What the exercise asks:
Look in the data below for the line that contains "What text is on this page?". Copy that line and the remaining lines exactly.

The records:
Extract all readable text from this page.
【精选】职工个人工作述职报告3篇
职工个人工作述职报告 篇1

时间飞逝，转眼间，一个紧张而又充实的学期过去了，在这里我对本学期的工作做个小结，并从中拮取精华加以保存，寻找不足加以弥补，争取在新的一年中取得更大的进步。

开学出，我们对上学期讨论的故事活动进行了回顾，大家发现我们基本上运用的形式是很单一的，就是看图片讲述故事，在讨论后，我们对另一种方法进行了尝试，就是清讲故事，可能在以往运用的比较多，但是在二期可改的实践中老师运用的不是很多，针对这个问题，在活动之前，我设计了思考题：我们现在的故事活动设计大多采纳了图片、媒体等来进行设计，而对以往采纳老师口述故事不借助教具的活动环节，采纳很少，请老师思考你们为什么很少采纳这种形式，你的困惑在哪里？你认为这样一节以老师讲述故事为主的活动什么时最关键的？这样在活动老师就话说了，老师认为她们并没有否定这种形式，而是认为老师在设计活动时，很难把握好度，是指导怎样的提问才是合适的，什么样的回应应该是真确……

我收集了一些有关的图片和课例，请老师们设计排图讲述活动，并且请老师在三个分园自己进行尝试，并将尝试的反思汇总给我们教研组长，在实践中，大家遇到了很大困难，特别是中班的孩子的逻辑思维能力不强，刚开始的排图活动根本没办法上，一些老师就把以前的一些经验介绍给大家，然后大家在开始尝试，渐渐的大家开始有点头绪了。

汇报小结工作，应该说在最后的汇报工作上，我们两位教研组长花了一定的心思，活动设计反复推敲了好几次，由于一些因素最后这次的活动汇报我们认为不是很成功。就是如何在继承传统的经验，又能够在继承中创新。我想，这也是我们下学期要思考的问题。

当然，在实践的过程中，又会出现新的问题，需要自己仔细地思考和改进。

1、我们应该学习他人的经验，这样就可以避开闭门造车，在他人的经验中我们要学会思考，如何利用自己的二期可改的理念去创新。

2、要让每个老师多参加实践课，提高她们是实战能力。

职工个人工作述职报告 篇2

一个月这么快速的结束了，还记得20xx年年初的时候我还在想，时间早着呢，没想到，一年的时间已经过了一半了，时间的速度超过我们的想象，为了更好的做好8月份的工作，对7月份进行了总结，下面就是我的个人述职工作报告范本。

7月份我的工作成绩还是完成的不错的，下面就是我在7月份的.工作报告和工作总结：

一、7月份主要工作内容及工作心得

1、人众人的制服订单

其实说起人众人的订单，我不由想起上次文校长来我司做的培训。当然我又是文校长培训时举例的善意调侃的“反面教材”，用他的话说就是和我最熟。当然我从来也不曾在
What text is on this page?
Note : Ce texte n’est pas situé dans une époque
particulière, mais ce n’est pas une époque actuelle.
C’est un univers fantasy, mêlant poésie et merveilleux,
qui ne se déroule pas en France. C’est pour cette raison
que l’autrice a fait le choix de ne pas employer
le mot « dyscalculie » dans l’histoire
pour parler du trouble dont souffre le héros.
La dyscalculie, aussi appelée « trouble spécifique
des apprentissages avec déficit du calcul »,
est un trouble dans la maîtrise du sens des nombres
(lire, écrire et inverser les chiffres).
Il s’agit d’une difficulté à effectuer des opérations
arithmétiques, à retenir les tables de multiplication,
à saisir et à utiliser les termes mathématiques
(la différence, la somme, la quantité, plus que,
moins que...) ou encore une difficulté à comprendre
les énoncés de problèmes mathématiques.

Solution to the problem:
What text is on this page?
Note : Ce texte n’est pas situé dans une époque
particulière, mais ce n’est pas une époque actuelle.
C’est un univers fantasy, mêlant poésie et merveilleux,
qui ne se déroule pas en France. C’est pour cette raison
que l’autrice a fait le choix de ne pas employer
le mot « dyscalculie » dans l’histoire
pour parler du trouble dont souffre le héros.
La dyscalculie, aussi appelée « trouble spécifique
des apprentissages avec déficit du calcul »,
est un trouble dans la maîtrise du sens des nombres
(lire, écrire et inverser les chiffres).
Il s’agit d’une difficulté à effectuer des opérations
arithmétiques, à retenir les tables de multiplication,
à saisir et à utiliser les termes mathématiques
(la différence, la somme, la quantité, plus que,
moins que...) ou encore une difficulté à comprendre
les énoncés de problèmes mathématiques.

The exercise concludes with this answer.